* **Directions**
Each entry must be restated word for word, with nothing omitted.

** Source data follows **

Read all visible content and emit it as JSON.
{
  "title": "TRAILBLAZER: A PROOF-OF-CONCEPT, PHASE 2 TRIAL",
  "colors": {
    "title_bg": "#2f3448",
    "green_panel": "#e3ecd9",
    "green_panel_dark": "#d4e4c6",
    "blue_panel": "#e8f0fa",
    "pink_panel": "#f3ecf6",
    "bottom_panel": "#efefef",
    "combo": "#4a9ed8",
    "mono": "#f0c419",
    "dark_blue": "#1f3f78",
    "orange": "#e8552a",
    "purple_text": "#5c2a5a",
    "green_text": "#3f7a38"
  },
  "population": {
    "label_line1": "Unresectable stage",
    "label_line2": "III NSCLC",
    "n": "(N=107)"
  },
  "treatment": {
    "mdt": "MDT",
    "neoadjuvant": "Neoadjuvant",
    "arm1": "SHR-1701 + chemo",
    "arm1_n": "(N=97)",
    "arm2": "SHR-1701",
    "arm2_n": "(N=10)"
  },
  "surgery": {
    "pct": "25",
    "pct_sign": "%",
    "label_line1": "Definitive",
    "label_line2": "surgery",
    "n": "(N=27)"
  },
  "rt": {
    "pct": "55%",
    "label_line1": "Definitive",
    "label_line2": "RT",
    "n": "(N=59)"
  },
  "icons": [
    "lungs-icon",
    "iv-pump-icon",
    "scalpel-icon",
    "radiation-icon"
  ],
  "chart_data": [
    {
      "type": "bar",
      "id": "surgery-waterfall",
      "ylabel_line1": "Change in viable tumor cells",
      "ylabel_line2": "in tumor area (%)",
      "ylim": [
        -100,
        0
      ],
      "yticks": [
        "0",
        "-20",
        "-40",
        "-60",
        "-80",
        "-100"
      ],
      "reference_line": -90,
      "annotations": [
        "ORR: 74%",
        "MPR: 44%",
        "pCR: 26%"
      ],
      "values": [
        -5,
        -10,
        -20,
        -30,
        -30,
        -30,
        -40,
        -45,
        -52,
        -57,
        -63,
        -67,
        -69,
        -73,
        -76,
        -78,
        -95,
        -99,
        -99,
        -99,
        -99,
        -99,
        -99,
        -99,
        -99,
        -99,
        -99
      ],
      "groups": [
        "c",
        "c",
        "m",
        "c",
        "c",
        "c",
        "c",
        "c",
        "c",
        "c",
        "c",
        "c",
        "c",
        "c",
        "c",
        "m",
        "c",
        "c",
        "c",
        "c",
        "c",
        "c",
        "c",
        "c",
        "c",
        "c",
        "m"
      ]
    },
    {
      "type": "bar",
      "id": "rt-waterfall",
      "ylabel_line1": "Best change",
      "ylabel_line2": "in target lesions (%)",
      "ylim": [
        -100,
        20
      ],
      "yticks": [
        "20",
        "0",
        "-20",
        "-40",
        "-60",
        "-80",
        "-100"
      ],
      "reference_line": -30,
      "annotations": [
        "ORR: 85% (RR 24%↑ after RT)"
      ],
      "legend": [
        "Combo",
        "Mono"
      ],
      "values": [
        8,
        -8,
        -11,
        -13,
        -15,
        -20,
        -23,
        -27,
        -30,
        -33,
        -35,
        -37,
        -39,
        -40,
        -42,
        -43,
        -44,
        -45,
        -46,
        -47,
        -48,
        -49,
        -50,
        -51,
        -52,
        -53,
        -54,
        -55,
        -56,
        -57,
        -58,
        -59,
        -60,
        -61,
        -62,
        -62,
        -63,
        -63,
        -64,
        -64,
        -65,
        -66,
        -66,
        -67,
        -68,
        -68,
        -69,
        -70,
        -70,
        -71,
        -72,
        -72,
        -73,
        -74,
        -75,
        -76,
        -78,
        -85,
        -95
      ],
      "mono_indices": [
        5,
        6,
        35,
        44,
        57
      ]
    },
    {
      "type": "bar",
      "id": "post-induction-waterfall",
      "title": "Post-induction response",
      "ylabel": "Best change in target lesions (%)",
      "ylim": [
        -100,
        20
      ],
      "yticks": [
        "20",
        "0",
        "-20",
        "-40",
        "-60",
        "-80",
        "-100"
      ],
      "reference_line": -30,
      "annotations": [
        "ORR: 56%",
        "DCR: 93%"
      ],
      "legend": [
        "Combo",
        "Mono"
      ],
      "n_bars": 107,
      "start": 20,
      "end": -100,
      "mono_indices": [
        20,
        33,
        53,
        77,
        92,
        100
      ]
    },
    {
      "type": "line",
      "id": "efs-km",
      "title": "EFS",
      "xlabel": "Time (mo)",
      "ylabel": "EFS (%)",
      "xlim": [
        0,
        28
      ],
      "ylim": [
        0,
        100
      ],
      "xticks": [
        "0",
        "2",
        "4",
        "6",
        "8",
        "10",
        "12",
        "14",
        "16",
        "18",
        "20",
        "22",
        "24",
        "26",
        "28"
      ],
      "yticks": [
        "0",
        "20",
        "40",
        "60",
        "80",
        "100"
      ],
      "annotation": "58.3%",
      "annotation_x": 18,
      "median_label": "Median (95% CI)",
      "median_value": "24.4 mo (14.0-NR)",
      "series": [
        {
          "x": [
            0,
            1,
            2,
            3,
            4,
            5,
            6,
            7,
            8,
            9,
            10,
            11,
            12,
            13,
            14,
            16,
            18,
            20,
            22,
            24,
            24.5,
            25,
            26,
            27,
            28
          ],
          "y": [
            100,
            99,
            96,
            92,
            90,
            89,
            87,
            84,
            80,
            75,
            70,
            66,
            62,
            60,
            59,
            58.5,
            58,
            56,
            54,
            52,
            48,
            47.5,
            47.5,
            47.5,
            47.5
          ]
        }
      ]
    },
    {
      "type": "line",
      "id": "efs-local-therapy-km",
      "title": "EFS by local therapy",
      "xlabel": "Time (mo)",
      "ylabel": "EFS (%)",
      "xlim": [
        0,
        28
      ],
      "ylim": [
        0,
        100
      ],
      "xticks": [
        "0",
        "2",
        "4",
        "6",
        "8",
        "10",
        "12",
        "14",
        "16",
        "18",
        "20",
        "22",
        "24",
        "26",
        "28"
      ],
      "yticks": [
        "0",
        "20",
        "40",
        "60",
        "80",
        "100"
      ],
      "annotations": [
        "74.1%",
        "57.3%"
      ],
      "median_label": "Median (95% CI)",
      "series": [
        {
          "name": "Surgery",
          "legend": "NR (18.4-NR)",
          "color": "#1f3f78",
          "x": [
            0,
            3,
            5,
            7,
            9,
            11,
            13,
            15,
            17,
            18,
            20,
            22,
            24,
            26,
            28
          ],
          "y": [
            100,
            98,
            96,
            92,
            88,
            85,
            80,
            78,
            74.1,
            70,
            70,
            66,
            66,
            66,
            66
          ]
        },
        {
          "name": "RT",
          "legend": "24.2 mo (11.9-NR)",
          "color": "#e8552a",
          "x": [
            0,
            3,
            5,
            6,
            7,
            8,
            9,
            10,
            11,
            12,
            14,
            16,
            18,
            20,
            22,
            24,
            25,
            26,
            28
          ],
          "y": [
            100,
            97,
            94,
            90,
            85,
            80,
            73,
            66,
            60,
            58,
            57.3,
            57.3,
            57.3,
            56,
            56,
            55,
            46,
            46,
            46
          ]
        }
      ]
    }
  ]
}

** End of Source data **

* **Solution**
Read all visible content and emit it as JSON.
{
  "title": "TRAILBLAZER: A PROOF-OF-CONCEPT, PHASE 2 TRIAL",
  "colors": {
    "title_bg": "#2f3448",
    "green_panel": "#e3ecd9",
    "green_panel_dark": "#d4e4c6",
    "blue_panel": "#e8f0fa",
    "pink_panel": "#f3ecf6",
    "bottom_panel": "#efefef",
    "combo": "#4a9ed8",
    "mono": "#f0c419",
    "dark_blue": "#1f3f78",
    "orange": "#e8552a",
    "purple_text": "#5c2a5a",
    "green_text": "#3f7a38"
  },
  "population": {
    "label_line1": "Unresectable stage",
    "label_line2": "III NSCLC",
    "n": "(N=107)"
  },
  "treatment": {
    "mdt": "MDT",
    "neoadjuvant": "Neoadjuvant",
    "arm1": "SHR-1701 + chemo",
    "arm1_n": "(N=97)",
    "arm2": "SHR-1701",
    "arm2_n": "(N=10)"
  },
  "surgery": {
    "pct": "25",
    "pct_sign": "%",
    "label_line1": "Definitive",
    "label_line2": "surgery",
    "n": "(N=27)"
  },
  "rt": {
    "pct": "55%",
    "label_line1": "Definitive",
    "label_line2": "RT",
    "n": "(N=59)"
  },
  "icons": [
    "lungs-icon",
    "iv-pump-icon",
    "scalpel-icon",
    "radiation-icon"
  ],
  "chart_data": [
    {
      "type": "bar",
      "id": "surgery-waterfall",
      "ylabel_line1": "Change in viable tumor cells",
      "ylabel_line2": "in tumor area (%)",
      "ylim": [
        -100,
        0
      ],
      "yticks": [
        "0",
        "-20",
        "-40",
        "-60",
        "-80",
        "-100"
      ],
      "reference_line": -90,
      "annotations": [
        "ORR: 74%",
        "MPR: 44%",
        "pCR: 26%"
      ],
      "values": [
        -5,
        -10,
        -20,
        -30,
        -30,
        -30,
        -40,
        -45,
        -52,
        -57,
        -63,
        -67,
        -69,
        -73,
        -76,
        -78,
        -95,
        -99,
        -99,
        -99,
        -99,
        -99,
        -99,
        -99,
        -99,
        -99,
        -99
      ],
      "groups": [
        "c",
        "c",
        "m",
        "c",
        "c",
        "c",
        "c",
        "c",
        "c",
        "c",
        "c",
        "c",
        "c",
        "c",
        "c",
        "m",
        "c",
        "c",
        "c",
        "c",
        "c",
        "c",
        "c",
        "c",
        "c",
        "c",
        "m"
      ]
    },
    {
      "type": "bar",
      "id": "rt-waterfall",
      "ylabel_line1": "Best change",
      "ylabel_line2": "in target lesions (%)",
      "ylim": [
        -100,
        20
      ],
      "yticks": [
        "20",
        "0",
        "-20",
        "-40",
        "-60",
        "-80",
        "-100"
      ],
      "reference_line": -30,
      "annotations": [
        "ORR: 85% (RR 24%↑ after RT)"
      ],
      "legend": [
        "Combo",
        "Mono"
      ],
      "values": [
        8,
        -8,
        -11,
        -13,
        -15,
        -20,
        -23,
        -27,
        -30,
        -33,
        -35,
        -37,
        -39,
        -40,
        -42,
        -43,
        -44,
        -45,
        -46,
        -47,
        -48,
        -49,
        -50,
        -51,
        -52,
        -53,
        -54,
        -55,
        -56,
        -57,
        -58,
        -59,
        -60,
        -61,
        -62,
        -62,
        -63,
        -63,
        -64,
        -64,
        -65,
        -66,
        -66,
        -67,
        -68,
        -68,
        -69,
        -70,
        -70,
        -71,
        -72,
        -72,
        -73,
        -74,
        -75,
        -76,
        -78,
        -85,
        -95
      ],
      "mono_indices": [
        5,
        6,
        35,
        44,
        57
      ]
    },
    {
      "type": "bar",
      "id": "post-induction-waterfall",
      "title": "Post-induction response",
      "ylabel": "Best change in target lesions (%)",
      "ylim": [
        -100,
        20
      ],
      "yticks": [
        "20",
        "0",
        "-20",
        "-40",
        "-60",
        "-80",
        "-100"
      ],
      "reference_line": -30,
      "annotations": [
        "ORR: 56%",
        "DCR: 93%"
      ],
      "legend": [
        "Combo",
        "Mono"
      ],
      "n_bars": 107,
      "start": 20,
      "end": -100,
      "mono_indices": [
        20,
        33,
        53,
        77,
        92,
        100
      ]
    },
    {
      "type": "line",
      "id": "efs-km",
      "title": "EFS",
      "xlabel": "Time (mo)",
      "ylabel": "EFS (%)",
      "xlim": [
        0,
        28
      ],
      "ylim": [
        0,
        100
      ],
      "xticks": [
        "0",
        "2",
        "4",
        "6",
        "8",
        "10",
        "12",
        "14",
        "16",
        "18",
        "20",
        "22",
        "24",
        "26",
        "28"
      ],
      "yticks": [
        "0",
        "20",
        "40",
        "60",
        "80",
        "100"
      ],
      "annotation": "58.3%",
      "annotation_x": 18,
      "median_label": "Median (95% CI)",
      "median_value": "24.4 mo (14.0-NR)",
      "series": [
        {
          "x": [
            0,
            1,
            2,
            3,
            4,
            5,
            6,
            7,
            8,
            9,
            10,
            11,
            12,
            13,
            14,
            16,
            18,
            20,
            22,
            24,
            24.5,
            25,
            26,
            27,
            28
          ],
          "y": [
            100,
            99,
            96,
            92,
            90,
            89,
            87,
            84,
            80,
            75,
            70,
            66,
            62,
            60,
            59,
            58.5,
            58,
            56,
            54,
            52,
            48,
            47.5,
            47.5,
            47.5,
            47.5
          ]
        }
      ]
    },
    {
      "type": "line",
      "id": "efs-local-therapy-km",
      "title": "EFS by local therapy",
      "xlabel": "Time (mo)",
      "ylabel": "EFS (%)",
      "xlim": [
        0,
        28
      ],
      "ylim": [
        0,
        100
      ],
      "xticks": [
        "0",
        "2",
        "4",
        "6",
        "8",
        "10",
        "12",
        "14",
        "16",
        "18",
        "20",
        "22",
        "24",
        "26",
        "28"
      ],
      "yticks": [
        "0",
        "20",
        "40",
        "60",
        "80",
        "100"
      ],
      "annotations": [
        "74.1%",
        "57.3%"
      ],
      "median_label": "Median (95% CI)",
      "series": [
        {
          "name": "Surgery",
          "legend": "NR (18.4-NR)",
          "color": "#1f3f78",
          "x": [
            0,
            3,
            5,
            7,
            9,
            11,
            13,
            15,
            17,
            18,
            20,
            22,
            24,
            26,
            28
          ],
          "y": [
            100,
            98,
            96,
            92,
            88,
            85,
            80,
            78,
            74.1,
            70,
            70,
            66,
            66,
            66,
            66
          ]
        },
        {
          "name": "RT",
          "legend": "24.2 mo (11.9-NR)",
          "color": "#e8552a",
          "x": [
            0,
            3,
            5,
            6,
            7,
            8,
            9,
            10,
            11,
            12,
            14,
            16,
            18,
            20,
            22,
            24,
            25,
            26,
            28
          ],
          "y": [
            100,
            97,
            94,
            90,
            85,
            80,
            73,
            66,
            60,
            58,
            57.3,
            57.3,
            57.3,
            56,
            56,
            55,
            46,
            46,
            46
          ]
        }
      ]
    }
  ]
}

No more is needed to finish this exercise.